Set down each record exactly as written.

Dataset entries
####
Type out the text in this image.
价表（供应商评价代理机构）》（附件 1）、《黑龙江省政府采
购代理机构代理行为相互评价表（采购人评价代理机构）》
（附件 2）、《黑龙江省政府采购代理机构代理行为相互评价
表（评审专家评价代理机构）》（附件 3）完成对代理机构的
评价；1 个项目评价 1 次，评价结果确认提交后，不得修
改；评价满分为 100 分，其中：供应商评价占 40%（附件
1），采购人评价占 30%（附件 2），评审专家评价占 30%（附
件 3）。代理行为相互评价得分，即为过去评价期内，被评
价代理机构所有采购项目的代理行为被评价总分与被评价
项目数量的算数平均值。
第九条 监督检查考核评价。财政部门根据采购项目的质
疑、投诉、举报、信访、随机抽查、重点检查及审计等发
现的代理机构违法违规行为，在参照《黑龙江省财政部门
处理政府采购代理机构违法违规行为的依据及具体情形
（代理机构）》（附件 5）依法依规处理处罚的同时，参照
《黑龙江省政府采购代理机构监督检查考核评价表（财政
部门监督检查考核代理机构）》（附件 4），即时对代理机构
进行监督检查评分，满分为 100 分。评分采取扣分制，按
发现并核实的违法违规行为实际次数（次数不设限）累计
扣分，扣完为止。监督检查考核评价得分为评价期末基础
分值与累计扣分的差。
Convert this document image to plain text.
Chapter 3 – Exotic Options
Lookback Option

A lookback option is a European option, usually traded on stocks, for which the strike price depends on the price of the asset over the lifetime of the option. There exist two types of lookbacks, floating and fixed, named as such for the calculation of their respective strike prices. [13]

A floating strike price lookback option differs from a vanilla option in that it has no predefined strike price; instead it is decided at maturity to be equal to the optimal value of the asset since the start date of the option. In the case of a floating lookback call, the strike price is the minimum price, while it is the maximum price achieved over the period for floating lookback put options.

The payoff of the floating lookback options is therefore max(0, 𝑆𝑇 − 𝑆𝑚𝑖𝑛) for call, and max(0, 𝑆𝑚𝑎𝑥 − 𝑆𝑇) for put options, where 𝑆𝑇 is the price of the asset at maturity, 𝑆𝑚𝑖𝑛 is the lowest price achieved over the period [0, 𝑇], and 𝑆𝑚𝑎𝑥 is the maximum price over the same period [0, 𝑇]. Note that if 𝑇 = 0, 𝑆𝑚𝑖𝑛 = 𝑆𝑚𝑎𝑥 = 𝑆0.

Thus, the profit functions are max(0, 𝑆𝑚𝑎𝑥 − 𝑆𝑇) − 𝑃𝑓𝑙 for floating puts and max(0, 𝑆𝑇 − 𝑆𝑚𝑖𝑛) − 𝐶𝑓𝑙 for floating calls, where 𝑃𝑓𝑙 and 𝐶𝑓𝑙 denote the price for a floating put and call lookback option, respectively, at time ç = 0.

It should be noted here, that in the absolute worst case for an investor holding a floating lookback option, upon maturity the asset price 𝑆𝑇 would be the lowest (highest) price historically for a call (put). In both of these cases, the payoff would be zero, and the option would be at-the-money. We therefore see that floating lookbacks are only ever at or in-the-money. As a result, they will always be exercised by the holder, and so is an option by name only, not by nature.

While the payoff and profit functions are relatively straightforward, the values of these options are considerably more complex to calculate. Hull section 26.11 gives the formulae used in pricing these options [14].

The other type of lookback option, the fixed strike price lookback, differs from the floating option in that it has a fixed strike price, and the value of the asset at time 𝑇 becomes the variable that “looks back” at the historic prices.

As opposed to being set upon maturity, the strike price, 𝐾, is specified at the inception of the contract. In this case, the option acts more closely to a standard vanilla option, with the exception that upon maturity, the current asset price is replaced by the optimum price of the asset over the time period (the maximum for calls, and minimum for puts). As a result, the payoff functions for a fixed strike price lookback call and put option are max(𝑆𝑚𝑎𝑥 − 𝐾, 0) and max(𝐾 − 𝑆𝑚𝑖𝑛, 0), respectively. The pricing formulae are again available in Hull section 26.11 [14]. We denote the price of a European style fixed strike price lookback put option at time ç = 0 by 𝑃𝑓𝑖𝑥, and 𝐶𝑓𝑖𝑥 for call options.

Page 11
####
Correct answer
Type out the text in this image.
价表（供应商评价代理机构）》（附件 1）、《黑龙江省政府采
购代理机构代理行为相互评价表（采购人评价代理机构）》
（附件 2）、《黑龙江省政府采购代理机构代理行为相互评价
表（评审专家评价代理机构）》（附件 3）完成对代理机构的
评价；1 个项目评价 1 次，评价结果确认提交后，不得修
改；评价满分为 100 分，其中：供应商评价占 40%（附件
1），采购人评价占 30%（附件 2），评审专家评价占 30%（附
件 3）。代理行为相互评价得分，即为过去评价期内，被评
价代理机构所有采购项目的代理行为被评价总分与被评价
项目数量的算数平均值。
第九条 监督检查考核评价。财政部门根据采购项目的质
疑、投诉、举报、信访、随机抽查、重点检查及审计等发
现的代理机构违法违规行为，在参照《黑龙江省财政部门
处理政府采购代理机构违法违规行为的依据及具体情形
（代理机构）》（附件 5）依法依规处理处罚的同时，参照
《黑龙江省政府采购代理机构监督检查考核评价表（财政
部门监督检查考核代理机构）》（附件 4），即时对代理机构
进行监督检查评分，满分为 100 分。评分采取扣分制，按
发现并核实的违法违规行为实际次数（次数不设限）累计
扣分，扣完为止。监督检查考核评价得分为评价期末基础
分值与累计扣分的差。
Convert this document image to plain text.
Chapter 3 – Exotic Options
Lookback Option

A lookback option is a European option, usually traded on stocks, for which the strike price depends on the price of the asset over the lifetime of the option. There exist two types of lookbacks, floating and fixed, named as such for the calculation of their respective strike prices. [13]

A floating strike price lookback option differs from a vanilla option in that it has no predefined strike price; instead it is decided at maturity to be equal to the optimal value of the asset since the start date of the option. In the case of a floating lookback call, the strike price is the minimum price, while it is the maximum price achieved over the period for floating lookback put options.

The payoff of the floating lookback options is therefore max(0, 𝑆𝑇 − 𝑆𝑚𝑖𝑛) for call, and max(0, 𝑆𝑚𝑎𝑥 − 𝑆𝑇) for put options, where 𝑆𝑇 is the price of the asset at maturity, 𝑆𝑚𝑖𝑛 is the lowest price achieved over the period [0, 𝑇], and 𝑆𝑚𝑎𝑥 is the maximum price over the same period [0, 𝑇]. Note that if 𝑇 = 0, 𝑆𝑚𝑖𝑛 = 𝑆𝑚𝑎𝑥 = 𝑆0.

Thus, the profit functions are max(0, 𝑆𝑚𝑎𝑥 − 𝑆𝑇) − 𝑃𝑓𝑙 for floating puts and max(0, 𝑆𝑇 − 𝑆𝑚𝑖𝑛) − 𝐶𝑓𝑙 for floating calls, where 𝑃𝑓𝑙 and 𝐶𝑓𝑙 denote the price for a floating put and call lookback option, respectively, at time ç = 0.

It should be noted here, that in the absolute worst case for an investor holding a floating lookback option, upon maturity the asset price 𝑆𝑇 would be the lowest (highest) price historically for a call (put). In both of these cases, the payoff would be zero, and the option would be at-the-money. We therefore see that floating lookbacks are only ever at or in-the-money. As a result, they will always be exercised by the holder, and so is an option by name only, not by nature.

While the payoff and profit functions are relatively straightforward, the values of these options are considerably more complex to calculate. Hull section 26.11 gives the formulae used in pricing these options [14].

The other type of lookback option, the fixed strike price lookback, differs from the floating option in that it has a fixed strike price, and the value of the asset at time 𝑇 becomes the variable that “looks back” at the historic prices.

As opposed to being set upon maturity, the strike price, 𝐾, is specified at the inception of the contract. In this case, the option acts more closely to a standard vanilla option, with the exception that upon maturity, the current asset price is replaced by the optimum price of the asset over the time period (the maximum for calls, and minimum for puts). As a result, the payoff functions for a fixed strike price lookback call and put option are max(𝑆𝑚𝑎𝑥 − 𝐾, 0) and max(𝐾 − 𝑆𝑚𝑖𝑛, 0), respectively. The pricing formulae are again available in Hull section 26.11 [14]. We denote the price of a European style fixed strike price lookback put option at time ç = 0 by 𝑃𝑓𝑖𝑥, and 𝐶𝑓𝑖𝑥 for call options.

Page 11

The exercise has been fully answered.